Read the records and gather each line that includes "time".

═════ Supplied data ═════

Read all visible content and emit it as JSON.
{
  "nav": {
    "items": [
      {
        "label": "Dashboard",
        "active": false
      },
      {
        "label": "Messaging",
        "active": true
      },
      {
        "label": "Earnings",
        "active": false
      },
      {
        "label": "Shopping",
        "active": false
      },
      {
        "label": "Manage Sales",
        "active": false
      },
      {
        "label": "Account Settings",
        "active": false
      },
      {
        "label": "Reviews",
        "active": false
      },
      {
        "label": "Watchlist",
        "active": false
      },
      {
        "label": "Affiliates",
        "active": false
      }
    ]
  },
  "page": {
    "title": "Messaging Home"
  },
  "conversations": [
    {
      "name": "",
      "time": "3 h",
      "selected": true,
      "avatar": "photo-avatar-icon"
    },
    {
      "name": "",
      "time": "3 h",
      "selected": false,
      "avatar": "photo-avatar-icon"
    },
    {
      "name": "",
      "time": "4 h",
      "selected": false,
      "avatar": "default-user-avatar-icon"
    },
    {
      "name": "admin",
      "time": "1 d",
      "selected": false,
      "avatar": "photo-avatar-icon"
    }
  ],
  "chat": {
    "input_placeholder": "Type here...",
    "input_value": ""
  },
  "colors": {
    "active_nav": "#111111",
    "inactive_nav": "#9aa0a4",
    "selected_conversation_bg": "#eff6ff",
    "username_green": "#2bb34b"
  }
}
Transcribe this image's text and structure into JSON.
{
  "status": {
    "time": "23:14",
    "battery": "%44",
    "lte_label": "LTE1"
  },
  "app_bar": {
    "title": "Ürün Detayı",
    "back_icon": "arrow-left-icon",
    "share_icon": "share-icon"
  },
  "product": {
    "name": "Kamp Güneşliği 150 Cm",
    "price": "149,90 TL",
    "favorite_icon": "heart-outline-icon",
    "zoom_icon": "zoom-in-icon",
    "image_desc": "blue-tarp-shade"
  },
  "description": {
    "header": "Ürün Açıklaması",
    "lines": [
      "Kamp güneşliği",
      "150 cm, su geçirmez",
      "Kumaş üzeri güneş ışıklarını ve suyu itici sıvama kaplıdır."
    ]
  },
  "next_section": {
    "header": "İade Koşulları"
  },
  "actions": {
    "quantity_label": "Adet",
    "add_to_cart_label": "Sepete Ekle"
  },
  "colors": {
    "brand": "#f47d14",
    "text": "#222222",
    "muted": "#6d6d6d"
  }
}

═════
═════ Supplied data ═════

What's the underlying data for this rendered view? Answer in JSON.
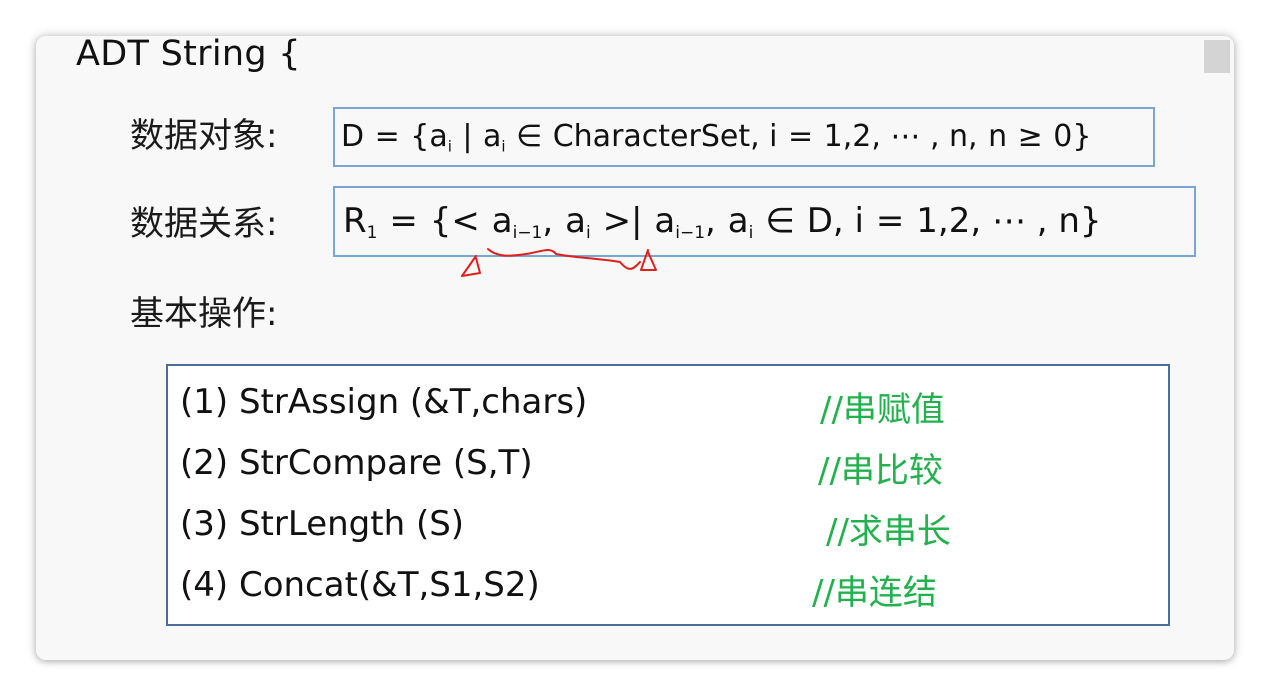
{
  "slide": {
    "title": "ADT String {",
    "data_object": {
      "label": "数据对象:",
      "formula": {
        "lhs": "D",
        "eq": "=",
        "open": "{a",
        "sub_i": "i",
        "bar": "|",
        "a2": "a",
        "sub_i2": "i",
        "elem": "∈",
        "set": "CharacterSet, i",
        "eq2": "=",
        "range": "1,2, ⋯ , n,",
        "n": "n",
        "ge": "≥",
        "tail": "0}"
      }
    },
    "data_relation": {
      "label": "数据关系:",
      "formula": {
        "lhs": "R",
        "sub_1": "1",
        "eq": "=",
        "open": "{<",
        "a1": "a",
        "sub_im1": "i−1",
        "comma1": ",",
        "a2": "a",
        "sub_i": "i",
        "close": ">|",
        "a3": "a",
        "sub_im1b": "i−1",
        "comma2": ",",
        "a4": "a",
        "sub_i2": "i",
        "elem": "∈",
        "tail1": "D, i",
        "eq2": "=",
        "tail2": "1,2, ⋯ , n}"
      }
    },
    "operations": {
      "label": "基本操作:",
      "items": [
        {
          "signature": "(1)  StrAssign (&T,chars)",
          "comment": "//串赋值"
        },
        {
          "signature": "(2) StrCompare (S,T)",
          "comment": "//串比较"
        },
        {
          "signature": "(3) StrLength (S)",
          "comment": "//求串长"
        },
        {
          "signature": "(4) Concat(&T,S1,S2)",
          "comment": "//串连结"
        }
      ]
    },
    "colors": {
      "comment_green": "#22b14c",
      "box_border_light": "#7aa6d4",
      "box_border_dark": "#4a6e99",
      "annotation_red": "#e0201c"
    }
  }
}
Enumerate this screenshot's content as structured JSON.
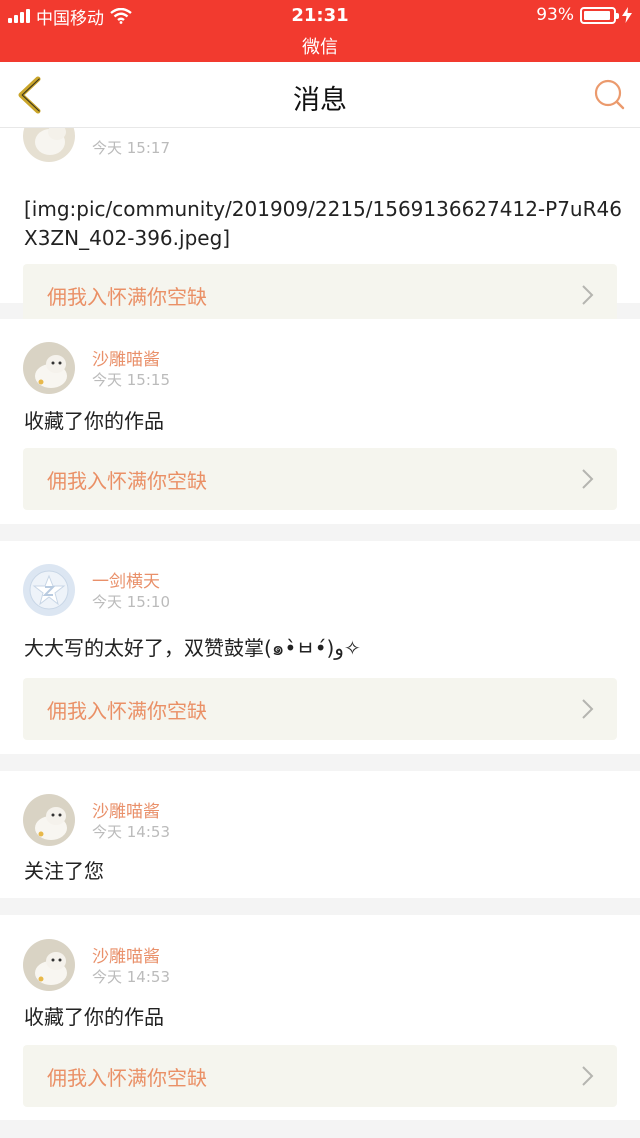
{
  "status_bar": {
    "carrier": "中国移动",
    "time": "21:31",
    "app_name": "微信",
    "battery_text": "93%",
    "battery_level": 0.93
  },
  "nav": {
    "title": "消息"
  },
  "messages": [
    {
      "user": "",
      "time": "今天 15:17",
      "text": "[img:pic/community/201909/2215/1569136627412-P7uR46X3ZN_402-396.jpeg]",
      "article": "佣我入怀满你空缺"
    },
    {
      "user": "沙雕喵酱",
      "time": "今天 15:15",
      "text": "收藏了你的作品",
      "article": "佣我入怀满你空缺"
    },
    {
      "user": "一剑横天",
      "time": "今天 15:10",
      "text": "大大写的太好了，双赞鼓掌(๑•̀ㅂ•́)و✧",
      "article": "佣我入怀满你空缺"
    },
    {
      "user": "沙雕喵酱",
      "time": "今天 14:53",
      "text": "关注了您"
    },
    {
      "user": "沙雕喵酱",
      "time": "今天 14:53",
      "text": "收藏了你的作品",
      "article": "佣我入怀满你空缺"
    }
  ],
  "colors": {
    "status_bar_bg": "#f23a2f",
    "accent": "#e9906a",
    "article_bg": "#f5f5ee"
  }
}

═════

• **Solution to the problem**
      "time": "3 h",
      "time": "3 h",
      "time": "4 h",
      "time": "1 d",
    "time": "23:14",
    "time": "21:31",
      "time": "今天 15:17",
      "time": "今天 15:15",
      "time": "今天 15:10",
      "time": "今天 14:53",
      "time": "今天 14:53",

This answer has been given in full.